Lines of data:
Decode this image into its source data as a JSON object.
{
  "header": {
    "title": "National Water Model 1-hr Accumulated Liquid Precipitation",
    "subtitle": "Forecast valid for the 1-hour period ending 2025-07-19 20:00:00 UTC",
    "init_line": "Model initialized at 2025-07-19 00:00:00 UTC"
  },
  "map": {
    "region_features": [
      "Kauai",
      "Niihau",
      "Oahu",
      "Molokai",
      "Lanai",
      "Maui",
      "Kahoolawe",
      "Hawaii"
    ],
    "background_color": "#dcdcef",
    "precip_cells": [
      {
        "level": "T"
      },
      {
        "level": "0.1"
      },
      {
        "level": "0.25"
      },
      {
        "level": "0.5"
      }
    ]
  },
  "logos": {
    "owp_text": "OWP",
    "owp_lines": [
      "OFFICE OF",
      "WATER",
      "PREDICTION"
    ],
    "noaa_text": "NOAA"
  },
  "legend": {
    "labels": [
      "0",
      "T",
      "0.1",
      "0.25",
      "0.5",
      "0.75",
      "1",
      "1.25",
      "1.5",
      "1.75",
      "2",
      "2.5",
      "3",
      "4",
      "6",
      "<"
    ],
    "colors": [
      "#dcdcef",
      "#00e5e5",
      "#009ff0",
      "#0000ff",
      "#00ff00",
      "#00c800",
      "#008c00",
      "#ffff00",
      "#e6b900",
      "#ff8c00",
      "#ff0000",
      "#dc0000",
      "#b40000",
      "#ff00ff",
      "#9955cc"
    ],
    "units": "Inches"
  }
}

Job: Transcribe the data. Leave every line exactly as it is.

Task output:
Decode this image into its source data as a JSON object.
{
  "header": {
    "title": "National Water Model 1-hr Accumulated Liquid Precipitation",
    "subtitle": "Forecast valid for the 1-hour period ending 2025-07-19 20:00:00 UTC",
    "init_line": "Model initialized at 2025-07-19 00:00:00 UTC"
  },
  "map": {
    "region_features": [
      "Kauai",
      "Niihau",
      "Oahu",
      "Molokai",
      "Lanai",
      "Maui",
      "Kahoolawe",
      "Hawaii"
    ],
    "background_color": "#dcdcef",
    "precip_cells": [
      {
        "level": "T"
      },
      {
        "level": "0.1"
      },
      {
        "level": "0.25"
      },
      {
        "level": "0.5"
      }
    ]
  },
  "logos": {
    "owp_text": "OWP",
    "owp_lines": [
      "OFFICE OF",
      "WATER",
      "PREDICTION"
    ],
    "noaa_text": "NOAA"
  },
  "legend": {
    "labels": [
      "0",
      "T",
      "0.1",
      "0.25",
      "0.5",
      "0.75",
      "1",
      "1.25",
      "1.5",
      "1.75",
      "2",
      "2.5",
      "3",
      "4",
      "6",
      "<"
    ],
    "colors": [
      "#dcdcef",
      "#00e5e5",
      "#009ff0",
      "#0000ff",
      "#00ff00",
      "#00c800",
      "#008c00",
      "#ffff00",
      "#e6b900",
      "#ff8c00",
      "#ff0000",
      "#dc0000",
      "#b40000",
      "#ff00ff",
      "#9955cc"
    ],
    "units": "Inches"
  }
}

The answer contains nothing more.